[Chart and figure data]
▬▬▬▬▬▬▬▬▬▬

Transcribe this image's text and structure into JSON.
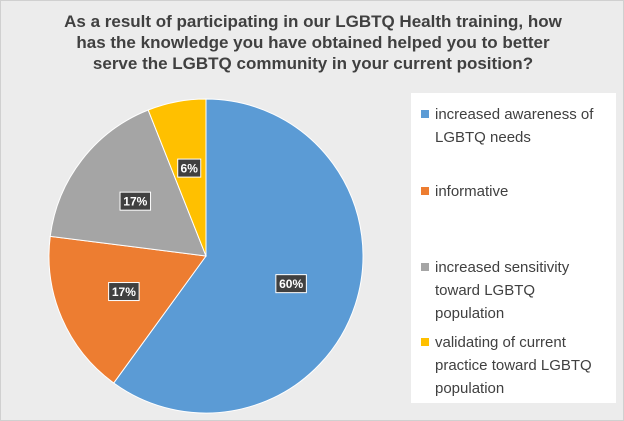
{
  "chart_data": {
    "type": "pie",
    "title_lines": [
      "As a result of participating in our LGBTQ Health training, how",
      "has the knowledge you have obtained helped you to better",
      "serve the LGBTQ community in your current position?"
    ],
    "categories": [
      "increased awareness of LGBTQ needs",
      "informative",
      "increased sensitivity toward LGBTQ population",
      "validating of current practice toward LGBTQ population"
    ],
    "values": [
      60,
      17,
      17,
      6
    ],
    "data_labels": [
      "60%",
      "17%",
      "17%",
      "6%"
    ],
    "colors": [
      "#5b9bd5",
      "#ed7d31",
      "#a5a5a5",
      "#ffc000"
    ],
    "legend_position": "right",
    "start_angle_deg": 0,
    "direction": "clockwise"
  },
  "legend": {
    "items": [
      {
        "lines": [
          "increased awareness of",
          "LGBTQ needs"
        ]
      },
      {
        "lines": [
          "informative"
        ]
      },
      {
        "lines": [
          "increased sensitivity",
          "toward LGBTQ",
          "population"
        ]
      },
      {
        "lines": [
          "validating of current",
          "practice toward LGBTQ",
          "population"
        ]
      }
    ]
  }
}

▬▬▬▬▬▬▬▬▬▬

**PROBLEM STATEMENT**
All lines that include "population" are to be gathered and copied.

**RESPONSE FOR THIS EXERCISE**
      "increased sensitivity toward LGBTQ population",
      "validating of current practice toward LGBTQ population"
          "population"
          "population"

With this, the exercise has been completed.